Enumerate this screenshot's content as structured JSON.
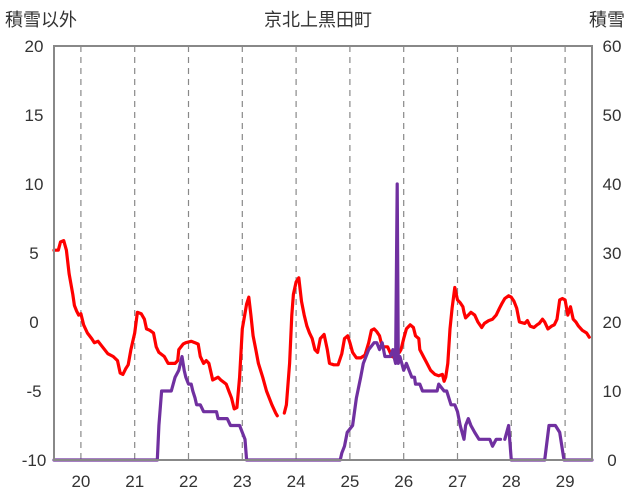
{
  "chart_data": {
    "type": "line",
    "title": "京北上黒田町",
    "left_axis_label": "積雪以外",
    "right_axis_label": "積雪",
    "left_ylim": [
      -10,
      20
    ],
    "left_ticks": [
      "20",
      "15",
      "10",
      "5",
      "0",
      "-5",
      "-10"
    ],
    "right_ylim": [
      0,
      60
    ],
    "right_ticks": [
      "60",
      "50",
      "40",
      "30",
      "20",
      "10",
      "0"
    ],
    "x_range": [
      19.5,
      29.5
    ],
    "x_ticks": [
      "20",
      "21",
      "22",
      "23",
      "24",
      "25",
      "26",
      "27",
      "28",
      "29"
    ],
    "grid": "dashed vertical lines at each day",
    "colors": {
      "temperature": "#ff0000",
      "snow_depth": "#7030a0",
      "frame": "#888888",
      "grid": "#888888"
    },
    "series": [
      {
        "axis": "left",
        "color": "#ff0000",
        "segments": [
          [
            [
              19.5,
              5.2
            ],
            [
              19.58,
              5.2
            ],
            [
              19.62,
              5.8
            ],
            [
              19.68,
              5.9
            ],
            [
              19.73,
              5.2
            ],
            [
              19.78,
              3.5
            ],
            [
              19.85,
              2
            ],
            [
              19.88,
              1.2
            ],
            [
              19.92,
              0.8
            ],
            [
              19.96,
              0.5
            ],
            [
              20.0,
              0.6
            ],
            [
              20.05,
              -0.2
            ],
            [
              20.12,
              -0.8
            ],
            [
              20.2,
              -1.2
            ],
            [
              20.25,
              -1.5
            ],
            [
              20.32,
              -1.4
            ],
            [
              20.4,
              -1.8
            ],
            [
              20.5,
              -2.3
            ],
            [
              20.6,
              -2.5
            ],
            [
              20.68,
              -2.8
            ],
            [
              20.73,
              -3.7
            ],
            [
              20.78,
              -3.8
            ],
            [
              20.83,
              -3.4
            ],
            [
              20.88,
              -3.1
            ],
            [
              20.93,
              -2.0
            ],
            [
              21.0,
              -0.8
            ],
            [
              21.05,
              0.7
            ],
            [
              21.12,
              0.6
            ],
            [
              21.18,
              0.2
            ],
            [
              21.22,
              -0.5
            ],
            [
              21.28,
              -0.6
            ],
            [
              21.35,
              -0.8
            ],
            [
              21.4,
              -1.8
            ],
            [
              21.45,
              -2.2
            ],
            [
              21.55,
              -2.5
            ],
            [
              21.62,
              -3.0
            ],
            [
              21.75,
              -3.0
            ],
            [
              21.8,
              -2.8
            ],
            [
              21.82,
              -2.0
            ],
            [
              21.9,
              -1.6
            ],
            [
              21.95,
              -1.5
            ],
            [
              22.05,
              -1.4
            ],
            [
              22.12,
              -1.5
            ],
            [
              22.18,
              -1.6
            ],
            [
              22.22,
              -2.5
            ],
            [
              22.28,
              -3.0
            ],
            [
              22.33,
              -2.8
            ],
            [
              22.38,
              -3.0
            ],
            [
              22.45,
              -4.2
            ],
            [
              22.55,
              -4.0
            ],
            [
              22.6,
              -4.2
            ],
            [
              22.7,
              -4.5
            ],
            [
              22.75,
              -5.0
            ],
            [
              22.8,
              -5.5
            ],
            [
              22.85,
              -6.3
            ],
            [
              22.9,
              -6.2
            ],
            [
              22.95,
              -4.0
            ],
            [
              23.0,
              -0.5
            ],
            [
              23.08,
              1.3
            ],
            [
              23.12,
              1.8
            ],
            [
              23.16,
              0.5
            ],
            [
              23.2,
              -1.0
            ],
            [
              23.25,
              -2.0
            ],
            [
              23.3,
              -3.0
            ],
            [
              23.38,
              -4.0
            ],
            [
              23.45,
              -5.0
            ],
            [
              23.55,
              -6.0
            ],
            [
              23.62,
              -6.6
            ],
            [
              23.65,
              -6.8
            ]
          ],
          [
            [
              23.78,
              -6.6
            ],
            [
              23.82,
              -6.0
            ],
            [
              23.88,
              -3.0
            ],
            [
              23.92,
              0.5
            ],
            [
              23.95,
              2.0
            ],
            [
              24.0,
              2.9
            ],
            [
              24.05,
              3.2
            ],
            [
              24.1,
              1.5
            ],
            [
              24.15,
              0.5
            ],
            [
              24.2,
              -0.3
            ],
            [
              24.25,
              -0.8
            ],
            [
              24.3,
              -1.2
            ],
            [
              24.35,
              -2.0
            ],
            [
              24.4,
              -2.2
            ],
            [
              24.45,
              -1.2
            ],
            [
              24.52,
              -0.9
            ],
            [
              24.58,
              -2.0
            ],
            [
              24.62,
              -3.0
            ],
            [
              24.7,
              -3.1
            ],
            [
              24.78,
              -3.1
            ],
            [
              24.85,
              -2.3
            ],
            [
              24.9,
              -1.2
            ],
            [
              24.96,
              -1.0
            ],
            [
              25.0,
              -1.5
            ],
            [
              25.05,
              -2.2
            ],
            [
              25.12,
              -2.6
            ],
            [
              25.2,
              -2.6
            ],
            [
              25.28,
              -2.4
            ],
            [
              25.35,
              -1.5
            ],
            [
              25.4,
              -0.6
            ],
            [
              25.45,
              -0.5
            ],
            [
              25.5,
              -0.7
            ],
            [
              25.55,
              -1.0
            ],
            [
              25.6,
              -1.8
            ],
            [
              25.7,
              -1.8
            ],
            [
              25.78,
              -2.5
            ],
            [
              25.85,
              -2.6
            ],
            [
              25.88,
              -2.0
            ],
            [
              25.92,
              -2.2
            ],
            [
              25.95,
              -2.0
            ],
            [
              26.0,
              -1.2
            ],
            [
              26.05,
              -0.5
            ],
            [
              26.12,
              -0.2
            ],
            [
              26.18,
              -0.4
            ],
            [
              26.22,
              -1.0
            ],
            [
              26.28,
              -1.2
            ],
            [
              26.3,
              -2.0
            ],
            [
              26.38,
              -2.6
            ],
            [
              26.42,
              -2.9
            ],
            [
              26.5,
              -3.5
            ],
            [
              26.58,
              -3.8
            ],
            [
              26.65,
              -3.9
            ],
            [
              26.72,
              -3.8
            ],
            [
              26.75,
              -4.3
            ],
            [
              26.78,
              -4.0
            ],
            [
              26.82,
              -3.0
            ],
            [
              26.86,
              -0.5
            ],
            [
              26.9,
              1.0
            ],
            [
              26.95,
              2.5
            ],
            [
              27.0,
              1.6
            ],
            [
              27.05,
              1.4
            ],
            [
              27.1,
              1.1
            ],
            [
              27.12,
              0.7
            ],
            [
              27.15,
              0.3
            ],
            [
              27.2,
              0.5
            ],
            [
              27.25,
              0.7
            ],
            [
              27.32,
              0.5
            ],
            [
              27.38,
              0.0
            ],
            [
              27.45,
              -0.4
            ],
            [
              27.5,
              -0.1
            ],
            [
              27.58,
              0.1
            ],
            [
              27.65,
              0.2
            ],
            [
              27.72,
              0.5
            ],
            [
              27.78,
              1.0
            ],
            [
              27.82,
              1.3
            ],
            [
              27.88,
              1.7
            ],
            [
              27.95,
              1.9
            ],
            [
              28.0,
              1.8
            ],
            [
              28.05,
              1.5
            ],
            [
              28.1,
              1.0
            ],
            [
              28.15,
              0.0
            ],
            [
              28.25,
              -0.1
            ],
            [
              28.3,
              0.1
            ],
            [
              28.35,
              -0.3
            ],
            [
              28.42,
              -0.4
            ],
            [
              28.48,
              -0.2
            ],
            [
              28.52,
              -0.1
            ],
            [
              28.58,
              0.2
            ],
            [
              28.62,
              0.0
            ],
            [
              28.68,
              -0.5
            ],
            [
              28.75,
              -0.3
            ],
            [
              28.8,
              -0.2
            ],
            [
              28.85,
              0.2
            ],
            [
              28.9,
              1.6
            ],
            [
              28.95,
              1.7
            ],
            [
              29.0,
              1.6
            ],
            [
              29.05,
              0.5
            ],
            [
              29.1,
              1.1
            ],
            [
              29.15,
              0.2
            ],
            [
              29.2,
              0.0
            ],
            [
              29.25,
              -0.3
            ],
            [
              29.32,
              -0.6
            ],
            [
              29.4,
              -0.8
            ],
            [
              29.45,
              -1.1
            ]
          ]
        ]
      },
      {
        "axis": "right",
        "color": "#7030a0",
        "segments": [
          [
            [
              19.5,
              0
            ],
            [
              21.42,
              0
            ],
            [
              21.45,
              5
            ],
            [
              21.5,
              10
            ],
            [
              21.68,
              10
            ],
            [
              21.75,
              12
            ],
            [
              21.82,
              13
            ],
            [
              21.85,
              14
            ],
            [
              21.88,
              15
            ],
            [
              21.92,
              13
            ],
            [
              21.95,
              12
            ],
            [
              22.0,
              11
            ],
            [
              22.05,
              11
            ],
            [
              22.08,
              10
            ],
            [
              22.12,
              9
            ],
            [
              22.15,
              8
            ],
            [
              22.22,
              8
            ],
            [
              22.28,
              7
            ],
            [
              22.52,
              7
            ],
            [
              22.55,
              6
            ],
            [
              22.72,
              6
            ],
            [
              22.78,
              5
            ],
            [
              22.95,
              5
            ],
            [
              23.0,
              4
            ],
            [
              23.05,
              3
            ],
            [
              23.08,
              0
            ],
            [
              24.82,
              0
            ],
            [
              24.85,
              1
            ],
            [
              24.9,
              2
            ],
            [
              24.95,
              4
            ],
            [
              25.05,
              5
            ],
            [
              25.12,
              9
            ],
            [
              25.2,
              12
            ],
            [
              25.25,
              14
            ],
            [
              25.3,
              15
            ],
            [
              25.35,
              16
            ],
            [
              25.45,
              17
            ],
            [
              25.5,
              17
            ],
            [
              25.55,
              16
            ],
            [
              25.6,
              17
            ],
            [
              25.65,
              15
            ],
            [
              25.75,
              15
            ],
            [
              25.8,
              16
            ],
            [
              25.82,
              15
            ],
            [
              25.85,
              14
            ],
            [
              25.88,
              40
            ],
            [
              25.9,
              14
            ],
            [
              25.93,
              15
            ],
            [
              26.0,
              13
            ],
            [
              26.05,
              14
            ],
            [
              26.1,
              13
            ],
            [
              26.15,
              12
            ],
            [
              26.2,
              12
            ],
            [
              26.22,
              11
            ],
            [
              26.25,
              11
            ],
            [
              26.3,
              11
            ],
            [
              26.35,
              10
            ],
            [
              26.62,
              10
            ],
            [
              26.65,
              11
            ],
            [
              26.75,
              10
            ],
            [
              26.8,
              10
            ],
            [
              26.88,
              8
            ],
            [
              26.95,
              8
            ],
            [
              27.0,
              7
            ],
            [
              27.05,
              5
            ],
            [
              27.12,
              3
            ],
            [
              27.15,
              5
            ],
            [
              27.2,
              6
            ],
            [
              27.25,
              5
            ],
            [
              27.32,
              4
            ],
            [
              27.4,
              3
            ],
            [
              27.6,
              3
            ],
            [
              27.65,
              2
            ],
            [
              27.72,
              3
            ],
            [
              27.8,
              3
            ]
          ],
          [
            [
              27.88,
              3
            ],
            [
              27.95,
              5
            ],
            [
              28.0,
              0
            ],
            [
              28.62,
              0
            ],
            [
              28.7,
              5
            ],
            [
              28.82,
              5
            ],
            [
              28.9,
              4
            ],
            [
              28.98,
              0
            ],
            [
              29.5,
              0
            ]
          ]
        ]
      }
    ]
  }
}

-=-=-=-=-

(TASK TO CARRY OUT)
Which lines above contain the word "grid"? Copy each of them.

(TASK RESPONSE)
    "grid": "dashed vertical lines at each day",
      "grid": "#888888"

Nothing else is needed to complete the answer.